### Material for this exercise
────────

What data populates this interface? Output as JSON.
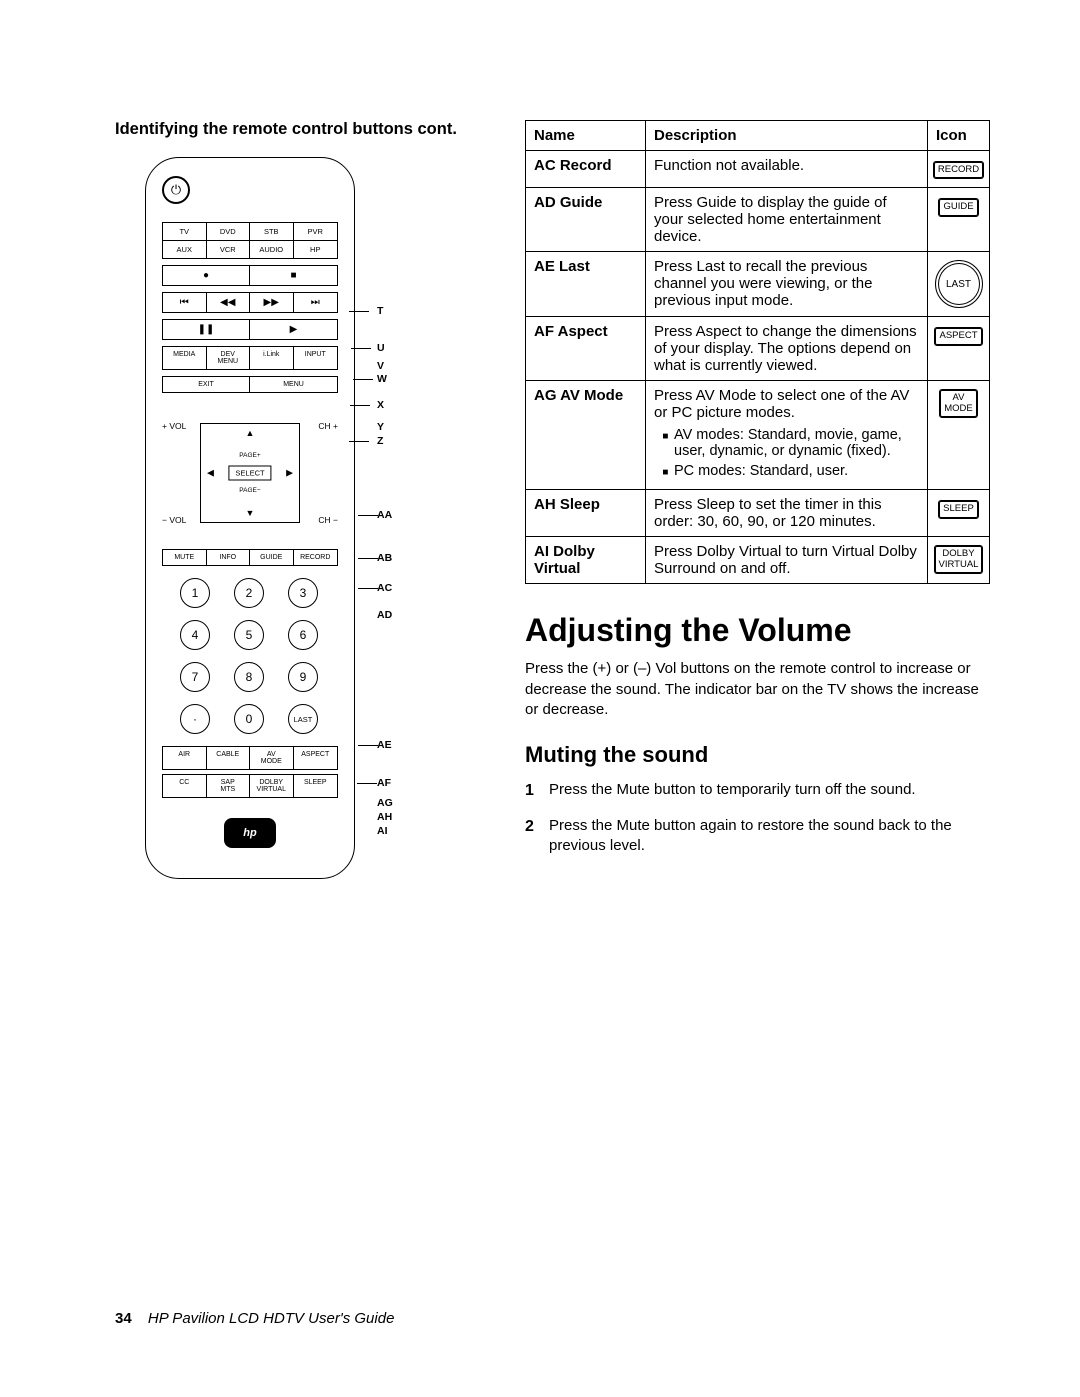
{
  "left": {
    "heading": "Identifying the remote control buttons cont.",
    "device_row1": [
      "TV",
      "DVD",
      "STB",
      "PVR"
    ],
    "device_row2": [
      "AUX",
      "VCR",
      "AUDIO",
      "HP"
    ],
    "rec_stop": [
      "●",
      "■"
    ],
    "transport": [
      "⏮",
      "◀◀",
      "▶▶",
      "⏭"
    ],
    "pause_play": [
      "❚❚",
      "▶"
    ],
    "media_row": [
      "MEDIA",
      "DEV\nMENU",
      "i.Link",
      "INPUT"
    ],
    "exit_menu": [
      "EXIT",
      "MENU"
    ],
    "vol_plus": "+ VOL",
    "vol_minus": "− VOL",
    "ch_plus": "CH +",
    "ch_minus": "CH −",
    "page_plus": "PAGE+",
    "page_minus": "PAGE−",
    "select": "SELECT",
    "info_row": [
      "MUTE",
      "INFO",
      "GUIDE",
      "RECORD"
    ],
    "numbers": [
      "1",
      "2",
      "3",
      "4",
      "5",
      "6",
      "7",
      "8",
      "9",
      "·",
      "0",
      "LAST"
    ],
    "bottom_row1": [
      "AIR",
      "CABLE",
      "AV\nMODE",
      "ASPECT"
    ],
    "bottom_row2": [
      "CC",
      "SAP\nMTS",
      "DOLBY\nVIRTUAL",
      "SLEEP"
    ],
    "callouts": [
      "T",
      "U",
      "V",
      "W",
      "X",
      "Y",
      "Z",
      "AA",
      "AB",
      "AC",
      "AD",
      "AE",
      "AF",
      "AG",
      "AH",
      "AI"
    ]
  },
  "table": {
    "head": [
      "Name",
      "Description",
      "Icon"
    ],
    "rows": [
      {
        "code": "AC",
        "name": "Record",
        "desc": "Function not available.",
        "icon": "RECORD",
        "shape": "rect"
      },
      {
        "code": "AD",
        "name": "Guide",
        "desc": "Press Guide to display the guide of your selected home entertainment device.",
        "icon": "GUIDE",
        "shape": "rect"
      },
      {
        "code": "AE",
        "name": "Last",
        "desc": "Press Last to recall the previous channel you were viewing, or the previous input mode.",
        "icon": "LAST",
        "shape": "circle"
      },
      {
        "code": "AF",
        "name": "Aspect",
        "desc": "Press Aspect to change the dimensions of your display. The options depend on what is currently viewed.",
        "icon": "ASPECT",
        "shape": "rect"
      },
      {
        "code": "AG",
        "name": "AV Mode",
        "desc": "Press AV Mode to select one of the AV or PC picture modes.",
        "icon": "AV\nMODE",
        "shape": "rect",
        "bullets": [
          "AV modes: Standard, movie, game, user, dynamic, or dynamic (fixed).",
          "PC modes: Standard, user."
        ]
      },
      {
        "code": "AH",
        "name": "Sleep",
        "desc": "Press Sleep to set the timer in this order: 30, 60, 90, or 120 minutes.",
        "icon": "SLEEP",
        "shape": "rect"
      },
      {
        "code": "AI",
        "name": "Dolby Virtual",
        "desc": "Press Dolby Virtual to turn Virtual Dolby Surround on and off.",
        "icon": "DOLBY\nVIRTUAL",
        "shape": "rect"
      }
    ]
  },
  "section": {
    "h1": "Adjusting the Volume",
    "p1": "Press the (+) or (–) Vol buttons on the remote control to increase or decrease the sound. The indicator bar on the TV shows the increase or decrease.",
    "h2": "Muting the sound",
    "steps": [
      {
        "n": "1",
        "t": "Press the Mute button to temporarily turn off the sound."
      },
      {
        "n": "2",
        "t": "Press the Mute button again to restore the sound back to the previous level."
      }
    ]
  },
  "footer": {
    "page": "34",
    "title": "HP Pavilion LCD HDTV User's Guide"
  }
}
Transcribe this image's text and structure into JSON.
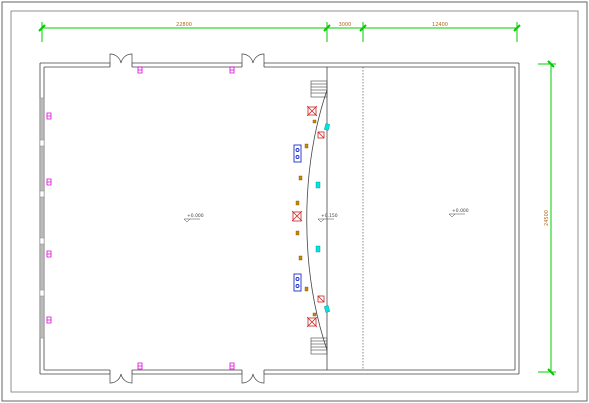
{
  "drawing": {
    "dimensions": {
      "top": [
        "22800",
        "3000",
        "12400"
      ],
      "right": "24500"
    },
    "levels": [
      "+0.000",
      "+0.150",
      "+0.000"
    ]
  },
  "colors": {
    "frame": "#555555",
    "wall": "#444444",
    "dimension": "#00cc00",
    "dimension_text": "#b5651d",
    "magenta_symbol": "#dd00dd",
    "red_furniture": "#cc2222",
    "cyan_furniture": "#00cccc",
    "blue_furniture": "#1a2ecc",
    "orange_furniture": "#cc8800"
  }
}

────────

### Work to be completed
Copy all lines in the listing above where the string "Standard" appears.

### Solution
          "AV modes: Standard, movie, game, user, dynamic, or dynamic (fixed).",
          "PC modes: Standard, user."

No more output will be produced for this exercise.